§ Goal of the exercise: Look through the data below. Show each line where the string "building" occurs.

§ Supplied records:
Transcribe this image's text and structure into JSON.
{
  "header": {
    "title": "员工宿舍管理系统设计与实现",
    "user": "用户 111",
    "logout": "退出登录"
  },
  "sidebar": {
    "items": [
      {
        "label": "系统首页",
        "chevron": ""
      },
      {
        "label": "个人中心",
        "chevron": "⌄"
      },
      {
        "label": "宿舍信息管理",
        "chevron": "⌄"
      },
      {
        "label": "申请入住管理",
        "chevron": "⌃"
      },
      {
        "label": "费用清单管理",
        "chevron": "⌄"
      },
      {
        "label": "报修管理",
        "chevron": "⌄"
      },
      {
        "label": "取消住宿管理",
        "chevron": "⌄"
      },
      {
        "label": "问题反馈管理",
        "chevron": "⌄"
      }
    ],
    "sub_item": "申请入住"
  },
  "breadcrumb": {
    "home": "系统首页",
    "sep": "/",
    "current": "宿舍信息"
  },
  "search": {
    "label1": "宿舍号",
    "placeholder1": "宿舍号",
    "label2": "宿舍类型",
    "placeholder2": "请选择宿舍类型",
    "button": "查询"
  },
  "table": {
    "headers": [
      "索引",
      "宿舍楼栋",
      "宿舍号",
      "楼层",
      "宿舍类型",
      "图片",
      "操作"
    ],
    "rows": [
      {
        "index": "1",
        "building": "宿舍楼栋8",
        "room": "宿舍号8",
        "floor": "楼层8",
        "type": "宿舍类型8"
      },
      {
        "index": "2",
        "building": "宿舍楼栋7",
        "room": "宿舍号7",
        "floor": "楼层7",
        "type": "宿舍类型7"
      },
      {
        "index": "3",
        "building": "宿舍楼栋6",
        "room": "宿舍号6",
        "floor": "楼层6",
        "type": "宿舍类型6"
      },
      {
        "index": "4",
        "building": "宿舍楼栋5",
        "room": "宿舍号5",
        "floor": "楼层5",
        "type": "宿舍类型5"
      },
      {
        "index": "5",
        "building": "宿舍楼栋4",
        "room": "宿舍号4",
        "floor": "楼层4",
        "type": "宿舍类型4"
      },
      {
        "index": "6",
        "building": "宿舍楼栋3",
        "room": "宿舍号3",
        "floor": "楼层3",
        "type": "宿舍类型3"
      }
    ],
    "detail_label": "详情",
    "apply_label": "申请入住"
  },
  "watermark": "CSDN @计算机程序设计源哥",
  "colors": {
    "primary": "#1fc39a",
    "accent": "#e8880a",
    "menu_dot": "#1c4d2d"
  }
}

§ Correct response:
        "building": "宿舍楼栋8",
        "building": "宿舍楼栋7",
        "building": "宿舍楼栋6",
        "building": "宿舍楼栋5",
        "building": "宿舍楼栋4",
        "building": "宿舍楼栋3",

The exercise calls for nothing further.